[GIVEN EXERCISE]:
State the number of lines that include the string "abbr", and write nothing else.

* Begin AVAILABLE RECORDS *

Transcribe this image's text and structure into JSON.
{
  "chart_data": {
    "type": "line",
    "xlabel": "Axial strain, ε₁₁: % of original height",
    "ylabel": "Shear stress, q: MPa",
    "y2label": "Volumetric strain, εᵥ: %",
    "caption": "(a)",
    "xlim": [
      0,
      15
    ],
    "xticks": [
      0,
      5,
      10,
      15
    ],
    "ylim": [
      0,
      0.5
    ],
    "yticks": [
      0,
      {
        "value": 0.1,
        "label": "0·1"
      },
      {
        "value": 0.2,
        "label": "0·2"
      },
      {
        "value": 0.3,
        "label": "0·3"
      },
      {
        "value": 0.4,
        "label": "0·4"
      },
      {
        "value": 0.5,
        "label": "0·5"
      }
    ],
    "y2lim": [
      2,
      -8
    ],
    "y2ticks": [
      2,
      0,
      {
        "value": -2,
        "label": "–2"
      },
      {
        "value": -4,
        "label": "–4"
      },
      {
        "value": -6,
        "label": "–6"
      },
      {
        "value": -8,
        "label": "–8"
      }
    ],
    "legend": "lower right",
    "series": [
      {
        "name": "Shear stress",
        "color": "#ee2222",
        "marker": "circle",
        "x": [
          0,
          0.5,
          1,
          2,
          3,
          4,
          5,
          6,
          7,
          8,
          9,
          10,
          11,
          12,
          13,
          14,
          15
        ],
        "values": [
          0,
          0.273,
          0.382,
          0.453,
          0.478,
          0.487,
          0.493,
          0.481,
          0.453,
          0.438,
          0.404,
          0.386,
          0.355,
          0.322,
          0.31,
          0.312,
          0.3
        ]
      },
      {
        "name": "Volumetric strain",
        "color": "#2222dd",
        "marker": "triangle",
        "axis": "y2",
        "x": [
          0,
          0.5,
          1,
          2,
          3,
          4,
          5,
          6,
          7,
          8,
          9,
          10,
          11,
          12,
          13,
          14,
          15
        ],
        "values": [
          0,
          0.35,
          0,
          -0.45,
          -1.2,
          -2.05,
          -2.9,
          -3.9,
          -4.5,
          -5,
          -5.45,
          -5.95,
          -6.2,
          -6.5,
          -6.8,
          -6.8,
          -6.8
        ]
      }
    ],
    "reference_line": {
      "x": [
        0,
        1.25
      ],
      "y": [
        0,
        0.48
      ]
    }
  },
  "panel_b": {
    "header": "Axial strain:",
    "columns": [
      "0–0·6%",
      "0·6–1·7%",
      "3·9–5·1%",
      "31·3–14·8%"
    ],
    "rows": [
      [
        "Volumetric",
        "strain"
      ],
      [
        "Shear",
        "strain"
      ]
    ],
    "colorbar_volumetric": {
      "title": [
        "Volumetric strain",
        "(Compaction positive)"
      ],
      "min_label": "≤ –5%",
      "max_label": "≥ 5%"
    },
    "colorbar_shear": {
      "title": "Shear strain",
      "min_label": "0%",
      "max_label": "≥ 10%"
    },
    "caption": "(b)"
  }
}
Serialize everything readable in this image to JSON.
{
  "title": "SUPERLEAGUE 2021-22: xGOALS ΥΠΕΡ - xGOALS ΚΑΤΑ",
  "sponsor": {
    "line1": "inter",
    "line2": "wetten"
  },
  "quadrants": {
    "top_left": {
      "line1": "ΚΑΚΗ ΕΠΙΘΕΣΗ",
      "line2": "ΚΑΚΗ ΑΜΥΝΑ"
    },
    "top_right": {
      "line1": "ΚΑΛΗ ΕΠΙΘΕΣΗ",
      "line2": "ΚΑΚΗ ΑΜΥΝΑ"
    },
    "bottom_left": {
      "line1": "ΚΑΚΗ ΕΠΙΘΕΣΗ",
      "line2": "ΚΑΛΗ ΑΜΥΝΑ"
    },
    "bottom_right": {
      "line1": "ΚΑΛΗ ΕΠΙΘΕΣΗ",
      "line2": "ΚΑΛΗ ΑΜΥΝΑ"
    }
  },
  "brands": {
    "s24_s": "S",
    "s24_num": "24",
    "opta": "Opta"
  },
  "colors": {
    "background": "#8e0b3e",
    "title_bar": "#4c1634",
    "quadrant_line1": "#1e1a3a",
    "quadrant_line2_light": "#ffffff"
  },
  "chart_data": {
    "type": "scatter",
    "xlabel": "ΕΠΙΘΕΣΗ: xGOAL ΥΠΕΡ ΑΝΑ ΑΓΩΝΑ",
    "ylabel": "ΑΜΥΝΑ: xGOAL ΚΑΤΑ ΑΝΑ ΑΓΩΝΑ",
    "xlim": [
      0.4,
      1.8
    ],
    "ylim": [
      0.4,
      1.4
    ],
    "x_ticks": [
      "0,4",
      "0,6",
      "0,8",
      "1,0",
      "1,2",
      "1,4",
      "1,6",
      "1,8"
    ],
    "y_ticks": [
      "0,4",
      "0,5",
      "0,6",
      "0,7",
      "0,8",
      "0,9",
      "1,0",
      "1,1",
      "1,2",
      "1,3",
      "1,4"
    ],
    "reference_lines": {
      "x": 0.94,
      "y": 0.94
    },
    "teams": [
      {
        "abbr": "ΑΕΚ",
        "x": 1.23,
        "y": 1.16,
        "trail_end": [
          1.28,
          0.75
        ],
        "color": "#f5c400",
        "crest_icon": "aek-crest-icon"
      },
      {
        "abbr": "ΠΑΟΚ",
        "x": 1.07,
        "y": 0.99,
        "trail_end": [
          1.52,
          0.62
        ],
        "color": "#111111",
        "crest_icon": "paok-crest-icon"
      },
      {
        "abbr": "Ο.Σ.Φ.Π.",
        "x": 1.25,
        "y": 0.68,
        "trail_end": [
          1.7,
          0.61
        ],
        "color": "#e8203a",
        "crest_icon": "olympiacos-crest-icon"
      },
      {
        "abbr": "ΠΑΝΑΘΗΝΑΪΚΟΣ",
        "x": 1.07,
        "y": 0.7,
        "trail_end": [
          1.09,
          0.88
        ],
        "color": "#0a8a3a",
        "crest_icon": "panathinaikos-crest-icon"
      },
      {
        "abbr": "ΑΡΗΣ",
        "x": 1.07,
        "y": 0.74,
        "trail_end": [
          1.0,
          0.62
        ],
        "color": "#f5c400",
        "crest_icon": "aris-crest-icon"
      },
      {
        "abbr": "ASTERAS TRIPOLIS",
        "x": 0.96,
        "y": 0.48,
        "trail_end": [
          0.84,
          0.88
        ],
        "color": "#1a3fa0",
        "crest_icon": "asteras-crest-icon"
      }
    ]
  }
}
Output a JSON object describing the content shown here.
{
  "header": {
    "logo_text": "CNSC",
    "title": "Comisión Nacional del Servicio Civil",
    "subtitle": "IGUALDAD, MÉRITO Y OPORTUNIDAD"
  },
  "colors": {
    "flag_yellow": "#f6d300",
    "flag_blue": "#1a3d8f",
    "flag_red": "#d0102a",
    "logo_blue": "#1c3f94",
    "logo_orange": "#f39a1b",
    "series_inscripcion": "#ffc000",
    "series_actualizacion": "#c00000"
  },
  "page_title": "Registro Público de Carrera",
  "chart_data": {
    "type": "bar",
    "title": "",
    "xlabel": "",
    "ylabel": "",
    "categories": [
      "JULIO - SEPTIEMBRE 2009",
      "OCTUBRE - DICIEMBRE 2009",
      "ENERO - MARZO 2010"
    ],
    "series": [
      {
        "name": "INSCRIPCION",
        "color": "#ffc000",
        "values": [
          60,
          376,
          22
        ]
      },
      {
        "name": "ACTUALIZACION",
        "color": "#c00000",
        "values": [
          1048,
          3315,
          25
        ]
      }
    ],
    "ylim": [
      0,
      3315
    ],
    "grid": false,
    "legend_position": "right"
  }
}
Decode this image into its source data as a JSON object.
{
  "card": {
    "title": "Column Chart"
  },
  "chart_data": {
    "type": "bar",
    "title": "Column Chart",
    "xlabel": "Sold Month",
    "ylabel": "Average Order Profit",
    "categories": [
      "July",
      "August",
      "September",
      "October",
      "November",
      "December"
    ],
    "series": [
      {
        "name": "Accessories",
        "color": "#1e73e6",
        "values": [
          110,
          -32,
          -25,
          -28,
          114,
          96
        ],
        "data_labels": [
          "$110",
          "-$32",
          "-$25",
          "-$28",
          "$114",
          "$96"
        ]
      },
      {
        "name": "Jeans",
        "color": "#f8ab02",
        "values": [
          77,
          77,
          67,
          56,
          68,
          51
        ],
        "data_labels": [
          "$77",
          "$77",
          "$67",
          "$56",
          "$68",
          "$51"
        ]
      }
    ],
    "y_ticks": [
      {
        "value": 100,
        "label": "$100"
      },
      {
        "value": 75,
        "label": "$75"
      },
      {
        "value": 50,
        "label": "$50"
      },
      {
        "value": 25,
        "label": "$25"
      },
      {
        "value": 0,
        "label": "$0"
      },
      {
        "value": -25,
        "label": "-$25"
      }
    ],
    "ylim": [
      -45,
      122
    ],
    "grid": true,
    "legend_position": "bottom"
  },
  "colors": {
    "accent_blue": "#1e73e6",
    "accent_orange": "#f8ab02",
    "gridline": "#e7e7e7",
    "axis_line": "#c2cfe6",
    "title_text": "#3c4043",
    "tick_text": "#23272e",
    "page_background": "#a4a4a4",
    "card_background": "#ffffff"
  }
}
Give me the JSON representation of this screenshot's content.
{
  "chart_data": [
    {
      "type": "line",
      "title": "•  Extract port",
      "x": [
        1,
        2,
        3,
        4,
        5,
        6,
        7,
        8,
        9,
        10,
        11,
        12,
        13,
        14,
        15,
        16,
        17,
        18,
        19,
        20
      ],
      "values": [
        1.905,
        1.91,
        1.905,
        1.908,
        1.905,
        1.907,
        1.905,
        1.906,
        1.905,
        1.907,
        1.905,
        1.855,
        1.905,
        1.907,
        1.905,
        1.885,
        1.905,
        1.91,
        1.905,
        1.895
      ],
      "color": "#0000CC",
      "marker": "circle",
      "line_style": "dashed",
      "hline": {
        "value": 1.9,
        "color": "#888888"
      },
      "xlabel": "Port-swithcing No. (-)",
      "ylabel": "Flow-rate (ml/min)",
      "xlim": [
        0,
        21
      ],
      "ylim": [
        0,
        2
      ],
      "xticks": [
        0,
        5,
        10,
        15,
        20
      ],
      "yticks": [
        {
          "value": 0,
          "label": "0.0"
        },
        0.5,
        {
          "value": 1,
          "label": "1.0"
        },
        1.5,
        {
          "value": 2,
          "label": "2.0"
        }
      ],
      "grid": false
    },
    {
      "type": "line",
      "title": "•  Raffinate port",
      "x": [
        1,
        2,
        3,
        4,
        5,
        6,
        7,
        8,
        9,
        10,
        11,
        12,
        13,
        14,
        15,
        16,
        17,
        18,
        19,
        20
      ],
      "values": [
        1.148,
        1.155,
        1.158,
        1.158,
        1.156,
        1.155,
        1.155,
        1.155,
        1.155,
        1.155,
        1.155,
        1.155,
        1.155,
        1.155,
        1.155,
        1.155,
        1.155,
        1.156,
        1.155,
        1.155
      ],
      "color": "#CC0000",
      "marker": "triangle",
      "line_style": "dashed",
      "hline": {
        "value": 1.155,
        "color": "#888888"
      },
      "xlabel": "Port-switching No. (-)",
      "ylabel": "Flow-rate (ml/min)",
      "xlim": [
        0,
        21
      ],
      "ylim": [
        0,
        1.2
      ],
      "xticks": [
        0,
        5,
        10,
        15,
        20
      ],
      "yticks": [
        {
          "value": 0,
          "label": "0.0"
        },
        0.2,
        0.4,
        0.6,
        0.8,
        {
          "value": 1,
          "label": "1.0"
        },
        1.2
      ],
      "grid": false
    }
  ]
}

* End AVAILABLE RECORDS *

[RESPONSE FOR THIS EXERCISE]:
6